* Start Dataset rows *
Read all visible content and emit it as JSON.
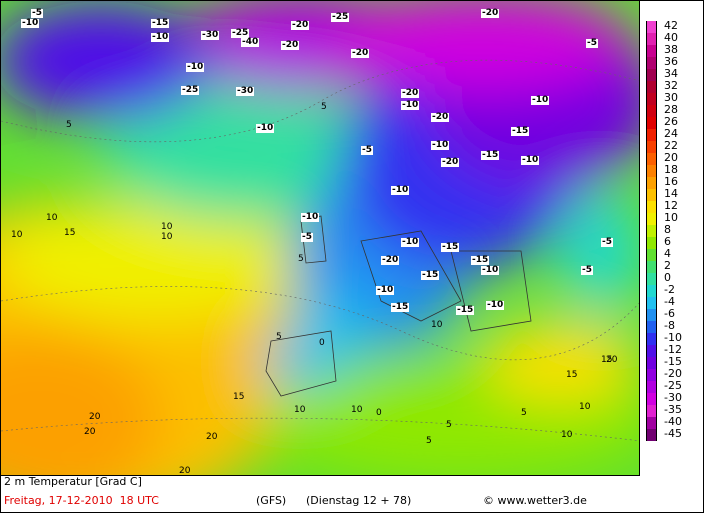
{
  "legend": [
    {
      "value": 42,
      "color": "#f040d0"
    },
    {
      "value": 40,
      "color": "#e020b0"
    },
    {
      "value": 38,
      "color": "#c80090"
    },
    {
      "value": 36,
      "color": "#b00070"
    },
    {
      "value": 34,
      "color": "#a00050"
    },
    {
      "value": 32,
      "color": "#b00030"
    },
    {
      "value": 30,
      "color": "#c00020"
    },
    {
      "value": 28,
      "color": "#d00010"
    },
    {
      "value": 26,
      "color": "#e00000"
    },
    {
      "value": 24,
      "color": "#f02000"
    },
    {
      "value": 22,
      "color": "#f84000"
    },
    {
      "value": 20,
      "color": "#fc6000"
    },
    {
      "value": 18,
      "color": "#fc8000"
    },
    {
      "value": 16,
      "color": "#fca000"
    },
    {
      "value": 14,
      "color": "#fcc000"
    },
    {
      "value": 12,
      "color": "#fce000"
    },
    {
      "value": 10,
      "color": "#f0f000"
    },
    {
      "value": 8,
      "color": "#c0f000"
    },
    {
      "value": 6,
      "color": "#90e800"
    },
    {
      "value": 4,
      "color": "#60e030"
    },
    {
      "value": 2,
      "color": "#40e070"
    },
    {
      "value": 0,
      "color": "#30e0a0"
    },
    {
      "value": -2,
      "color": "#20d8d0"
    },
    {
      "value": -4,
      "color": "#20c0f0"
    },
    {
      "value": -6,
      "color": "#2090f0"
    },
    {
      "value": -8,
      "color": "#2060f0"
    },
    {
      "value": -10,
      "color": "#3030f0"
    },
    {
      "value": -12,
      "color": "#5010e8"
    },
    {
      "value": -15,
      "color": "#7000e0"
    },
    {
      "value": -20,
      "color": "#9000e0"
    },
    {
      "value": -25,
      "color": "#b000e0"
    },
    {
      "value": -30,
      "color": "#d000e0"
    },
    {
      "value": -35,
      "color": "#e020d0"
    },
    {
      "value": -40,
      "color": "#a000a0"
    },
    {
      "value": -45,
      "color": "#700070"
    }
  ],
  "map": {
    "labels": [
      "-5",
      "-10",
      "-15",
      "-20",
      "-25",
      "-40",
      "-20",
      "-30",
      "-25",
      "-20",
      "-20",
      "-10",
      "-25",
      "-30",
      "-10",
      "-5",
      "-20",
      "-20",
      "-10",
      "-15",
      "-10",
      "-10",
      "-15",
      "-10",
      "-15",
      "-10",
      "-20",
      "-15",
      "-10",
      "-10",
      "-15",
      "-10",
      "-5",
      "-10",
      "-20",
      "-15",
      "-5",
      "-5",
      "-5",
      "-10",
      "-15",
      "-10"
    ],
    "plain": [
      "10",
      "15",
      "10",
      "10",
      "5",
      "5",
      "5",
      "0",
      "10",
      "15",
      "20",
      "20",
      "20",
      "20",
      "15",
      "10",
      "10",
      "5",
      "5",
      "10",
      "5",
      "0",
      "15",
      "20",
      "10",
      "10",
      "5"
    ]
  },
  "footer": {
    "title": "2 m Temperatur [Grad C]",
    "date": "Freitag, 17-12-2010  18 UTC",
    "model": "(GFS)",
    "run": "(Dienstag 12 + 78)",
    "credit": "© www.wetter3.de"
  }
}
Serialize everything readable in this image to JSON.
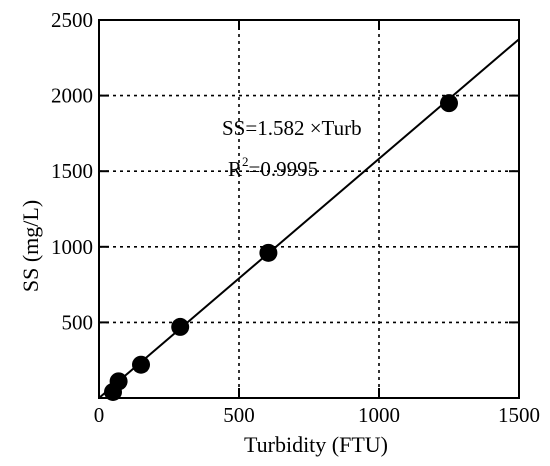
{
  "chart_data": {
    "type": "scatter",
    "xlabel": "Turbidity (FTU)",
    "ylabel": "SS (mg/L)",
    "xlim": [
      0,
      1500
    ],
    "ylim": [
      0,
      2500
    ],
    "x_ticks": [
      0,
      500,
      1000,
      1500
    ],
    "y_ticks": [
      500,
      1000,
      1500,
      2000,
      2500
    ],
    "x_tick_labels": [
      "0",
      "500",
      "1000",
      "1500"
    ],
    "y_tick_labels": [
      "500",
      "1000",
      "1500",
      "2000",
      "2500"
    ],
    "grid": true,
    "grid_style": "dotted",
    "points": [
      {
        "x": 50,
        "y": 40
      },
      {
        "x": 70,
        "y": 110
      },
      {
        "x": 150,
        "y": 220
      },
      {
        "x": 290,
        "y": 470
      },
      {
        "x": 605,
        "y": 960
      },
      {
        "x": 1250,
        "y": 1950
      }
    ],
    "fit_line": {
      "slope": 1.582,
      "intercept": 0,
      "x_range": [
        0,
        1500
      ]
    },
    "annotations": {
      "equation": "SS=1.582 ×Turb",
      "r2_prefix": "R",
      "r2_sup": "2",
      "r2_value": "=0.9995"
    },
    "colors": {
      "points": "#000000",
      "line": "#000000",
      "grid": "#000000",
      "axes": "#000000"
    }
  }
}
* End Dataset rows *
Copy the listing over exactly, skipping the pictures it holds.

Solution to this task
Read all visible content and emit it as JSON.
{
  "legend": [
    {
      "value": 42,
      "color": "#f040d0"
    },
    {
      "value": 40,
      "color": "#e020b0"
    },
    {
      "value": 38,
      "color": "#c80090"
    },
    {
      "value": 36,
      "color": "#b00070"
    },
    {
      "value": 34,
      "color": "#a00050"
    },
    {
      "value": 32,
      "color": "#b00030"
    },
    {
      "value": 30,
      "color": "#c00020"
    },
    {
      "value": 28,
      "color": "#d00010"
    },
    {
      "value": 26,
      "color": "#e00000"
    },
    {
      "value": 24,
      "color": "#f02000"
    },
    {
      "value": 22,
      "color": "#f84000"
    },
    {
      "value": 20,
      "color": "#fc6000"
    },
    {
      "value": 18,
      "color": "#fc8000"
    },
    {
      "value": 16,
      "color": "#fca000"
    },
    {
      "value": 14,
      "color": "#fcc000"
    },
    {
      "value": 12,
      "color": "#fce000"
    },
    {
      "value": 10,
      "color": "#f0f000"
    },
    {
      "value": 8,
      "color": "#c0f000"
    },
    {
      "value": 6,
      "color": "#90e800"
    },
    {
      "value": 4,
      "color": "#60e030"
    },
    {
      "value": 2,
      "color": "#40e070"
    },
    {
      "value": 0,
      "color": "#30e0a0"
    },
    {
      "value": -2,
      "color": "#20d8d0"
    },
    {
      "value": -4,
      "color": "#20c0f0"
    },
    {
      "value": -6,
      "color": "#2090f0"
    },
    {
      "value": -8,
      "color": "#2060f0"
    },
    {
      "value": -10,
      "color": "#3030f0"
    },
    {
      "value": -12,
      "color": "#5010e8"
    },
    {
      "value": -15,
      "color": "#7000e0"
    },
    {
      "value": -20,
      "color": "#9000e0"
    },
    {
      "value": -25,
      "color": "#b000e0"
    },
    {
      "value": -30,
      "color": "#d000e0"
    },
    {
      "value": -35,
      "color": "#e020d0"
    },
    {
      "value": -40,
      "color": "#a000a0"
    },
    {
      "value": -45,
      "color": "#700070"
    }
  ],
  "map": {
    "labels": [
      "-5",
      "-10",
      "-15",
      "-20",
      "-25",
      "-40",
      "-20",
      "-30",
      "-25",
      "-20",
      "-20",
      "-10",
      "-25",
      "-30",
      "-10",
      "-5",
      "-20",
      "-20",
      "-10",
      "-15",
      "-10",
      "-10",
      "-15",
      "-10",
      "-15",
      "-10",
      "-20",
      "-15",
      "-10",
      "-10",
      "-15",
      "-10",
      "-5",
      "-10",
      "-20",
      "-15",
      "-5",
      "-5",
      "-5",
      "-10",
      "-15",
      "-10"
    ],
    "plain": [
      "10",
      "15",
      "10",
      "10",
      "5",
      "5",
      "5",
      "0",
      "10",
      "15",
      "20",
      "20",
      "20",
      "20",
      "15",
      "10",
      "10",
      "5",
      "5",
      "10",
      "5",
      "0",
      "15",
      "20",
      "10",
      "10",
      "5"
    ]
  },
  "footer": {
    "title": "2 m Temperatur [Grad C]",
    "date": "Freitag, 17-12-2010  18 UTC",
    "model": "(GFS)",
    "run": "(Dienstag 12 + 78)",
    "credit": "© www.wetter3.de"
  }
}
Serialize everything readable in this image to JSON.
{
  "chart_data": {
    "type": "scatter",
    "xlabel": "Turbidity (FTU)",
    "ylabel": "SS (mg/L)",
    "xlim": [
      0,
      1500
    ],
    "ylim": [
      0,
      2500
    ],
    "x_ticks": [
      0,
      500,
      1000,
      1500
    ],
    "y_ticks": [
      500,
      1000,
      1500,
      2000,
      2500
    ],
    "x_tick_labels": [
      "0",
      "500",
      "1000",
      "1500"
    ],
    "y_tick_labels": [
      "500",
      "1000",
      "1500",
      "2000",
      "2500"
    ],
    "grid": true,
    "grid_style": "dotted",
    "points": [
      {
        "x": 50,
        "y": 40
      },
      {
        "x": 70,
        "y": 110
      },
      {
        "x": 150,
        "y": 220
      },
      {
        "x": 290,
        "y": 470
      },
      {
        "x": 605,
        "y": 960
      },
      {
        "x": 1250,
        "y": 1950
      }
    ],
    "fit_line": {
      "slope": 1.582,
      "intercept": 0,
      "x_range": [
        0,
        1500
      ]
    },
    "annotations": {
      "equation": "SS=1.582 ×Turb",
      "r2_prefix": "R",
      "r2_sup": "2",
      "r2_value": "=0.9995"
    },
    "colors": {
      "points": "#000000",
      "line": "#000000",
      "grid": "#000000",
      "axes": "#000000"
    }
  }
}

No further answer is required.